▶ _Stated goal_: Print all entries word for word.

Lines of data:
------------------------------------------------------------------------
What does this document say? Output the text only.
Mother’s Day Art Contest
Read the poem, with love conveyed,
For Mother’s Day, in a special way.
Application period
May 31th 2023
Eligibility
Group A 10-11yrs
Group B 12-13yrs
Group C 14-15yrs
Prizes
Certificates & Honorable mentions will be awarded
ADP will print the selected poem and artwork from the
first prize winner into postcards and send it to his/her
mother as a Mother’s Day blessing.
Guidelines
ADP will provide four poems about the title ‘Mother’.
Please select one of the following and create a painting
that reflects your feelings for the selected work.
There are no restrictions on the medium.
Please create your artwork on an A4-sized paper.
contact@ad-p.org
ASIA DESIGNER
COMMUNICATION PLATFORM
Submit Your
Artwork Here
------------------------------------------------------------------------
▶ _Problem solution_:
What does this document say? Output the text only.
Mother’s Day Art Contest
Read the poem, with love conveyed,
For Mother’s Day, in a special way.
Application period
May 31th 2023
Eligibility
Group A 10-11yrs
Group B 12-13yrs
Group C 14-15yrs
Prizes
Certificates & Honorable mentions will be awarded
ADP will print the selected poem and artwork from the
first prize winner into postcards and send it to his/her
mother as a Mother’s Day blessing.
Guidelines
ADP will provide four poems about the title ‘Mother’.
Please select one of the following and create a painting
that reflects your feelings for the selected work.
There are no restrictions on the medium.
Please create your artwork on an A4-sized paper.
contact@ad-p.org
ASIA DESIGNER
COMMUNICATION PLATFORM
Submit Your
Artwork Here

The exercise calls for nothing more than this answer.